» What needs to be done
Retype the listing that follows, exactly as written.

(Rows from a dataset)
- - - - - - -
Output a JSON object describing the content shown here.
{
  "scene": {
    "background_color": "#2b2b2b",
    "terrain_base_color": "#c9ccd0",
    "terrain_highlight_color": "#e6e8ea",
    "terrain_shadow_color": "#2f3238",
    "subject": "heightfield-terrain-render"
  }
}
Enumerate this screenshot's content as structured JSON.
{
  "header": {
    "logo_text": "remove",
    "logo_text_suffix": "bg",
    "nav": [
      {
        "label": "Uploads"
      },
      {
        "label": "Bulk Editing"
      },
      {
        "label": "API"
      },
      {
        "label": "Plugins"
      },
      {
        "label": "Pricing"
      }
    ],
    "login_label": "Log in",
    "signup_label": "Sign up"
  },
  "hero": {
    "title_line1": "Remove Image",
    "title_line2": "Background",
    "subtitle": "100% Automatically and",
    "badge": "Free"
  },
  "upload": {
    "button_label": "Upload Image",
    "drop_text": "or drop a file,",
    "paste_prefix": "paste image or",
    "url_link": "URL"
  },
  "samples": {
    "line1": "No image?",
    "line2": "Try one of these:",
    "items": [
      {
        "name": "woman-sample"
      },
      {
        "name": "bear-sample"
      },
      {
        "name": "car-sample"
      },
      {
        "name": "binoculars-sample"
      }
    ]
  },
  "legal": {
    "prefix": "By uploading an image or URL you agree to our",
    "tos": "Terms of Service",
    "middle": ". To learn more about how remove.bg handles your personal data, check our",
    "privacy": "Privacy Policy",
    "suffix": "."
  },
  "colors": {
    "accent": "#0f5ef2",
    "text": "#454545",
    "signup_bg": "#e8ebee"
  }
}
- - - - - - -
» The result
Output a JSON object describing the content shown here.
{
  "scene": {
    "background_color": "#2b2b2b",
    "terrain_base_color": "#c9ccd0",
    "terrain_highlight_color": "#e6e8ea",
    "terrain_shadow_color": "#2f3238",
    "subject": "heightfield-terrain-render"
  }
}
Enumerate this screenshot's content as structured JSON.
{
  "header": {
    "logo_text": "remove",
    "logo_text_suffix": "bg",
    "nav": [
      {
        "label": "Uploads"
      },
      {
        "label": "Bulk Editing"
      },
      {
        "label": "API"
      },
      {
        "label": "Plugins"
      },
      {
        "label": "Pricing"
      }
    ],
    "login_label": "Log in",
    "signup_label": "Sign up"
  },
  "hero": {
    "title_line1": "Remove Image",
    "title_line2": "Background",
    "subtitle": "100% Automatically and",
    "badge": "Free"
  },
  "upload": {
    "button_label": "Upload Image",
    "drop_text": "or drop a file,",
    "paste_prefix": "paste image or",
    "url_link": "URL"
  },
  "samples": {
    "line1": "No image?",
    "line2": "Try one of these:",
    "items": [
      {
        "name": "woman-sample"
      },
      {
        "name": "bear-sample"
      },
      {
        "name": "car-sample"
      },
      {
        "name": "binoculars-sample"
      }
    ]
  },
  "legal": {
    "prefix": "By uploading an image or URL you agree to our",
    "tos": "Terms of Service",
    "middle": ". To learn more about how remove.bg handles your personal data, check our",
    "privacy": "Privacy Policy",
    "suffix": "."
  },
  "colors": {
    "accent": "#0f5ef2",
    "text": "#454545",
    "signup_bg": "#e8ebee"
  }
}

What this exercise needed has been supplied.